▶ [Objetivo]
Informe o número de linhas dos registros que contêm a palavra "Devices". A resposta deve trazer somente esse número.

##### Listagem

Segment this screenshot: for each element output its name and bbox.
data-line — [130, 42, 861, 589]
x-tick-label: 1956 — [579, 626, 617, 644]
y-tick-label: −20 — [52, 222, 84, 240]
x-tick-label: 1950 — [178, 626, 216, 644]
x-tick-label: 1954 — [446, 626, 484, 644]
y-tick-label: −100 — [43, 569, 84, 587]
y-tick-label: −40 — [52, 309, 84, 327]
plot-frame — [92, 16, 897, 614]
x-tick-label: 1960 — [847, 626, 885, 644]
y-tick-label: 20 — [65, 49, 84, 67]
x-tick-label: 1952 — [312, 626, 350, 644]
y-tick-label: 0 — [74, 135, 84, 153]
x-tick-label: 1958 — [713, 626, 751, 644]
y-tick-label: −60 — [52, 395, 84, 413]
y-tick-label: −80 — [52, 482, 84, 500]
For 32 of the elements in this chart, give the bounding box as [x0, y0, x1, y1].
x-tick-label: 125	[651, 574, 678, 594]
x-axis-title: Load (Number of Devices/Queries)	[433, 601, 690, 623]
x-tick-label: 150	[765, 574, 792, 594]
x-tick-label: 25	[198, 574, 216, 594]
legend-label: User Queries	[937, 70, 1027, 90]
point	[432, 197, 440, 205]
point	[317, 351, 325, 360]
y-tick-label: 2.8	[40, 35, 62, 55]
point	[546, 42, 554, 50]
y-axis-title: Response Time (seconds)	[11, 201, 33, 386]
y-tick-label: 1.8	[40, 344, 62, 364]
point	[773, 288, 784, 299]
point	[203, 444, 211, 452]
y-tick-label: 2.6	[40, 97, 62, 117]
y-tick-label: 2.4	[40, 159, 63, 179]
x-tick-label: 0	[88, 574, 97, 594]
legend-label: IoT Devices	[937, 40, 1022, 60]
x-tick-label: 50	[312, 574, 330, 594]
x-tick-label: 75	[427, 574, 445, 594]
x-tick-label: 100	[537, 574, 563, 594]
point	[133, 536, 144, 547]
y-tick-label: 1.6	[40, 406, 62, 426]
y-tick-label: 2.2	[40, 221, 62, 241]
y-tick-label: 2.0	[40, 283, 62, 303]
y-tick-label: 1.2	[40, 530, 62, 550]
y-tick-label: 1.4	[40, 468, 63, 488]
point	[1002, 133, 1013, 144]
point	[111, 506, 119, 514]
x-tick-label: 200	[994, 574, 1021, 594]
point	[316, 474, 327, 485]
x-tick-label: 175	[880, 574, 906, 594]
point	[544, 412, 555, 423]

##########

▶ [Solução do problema]
2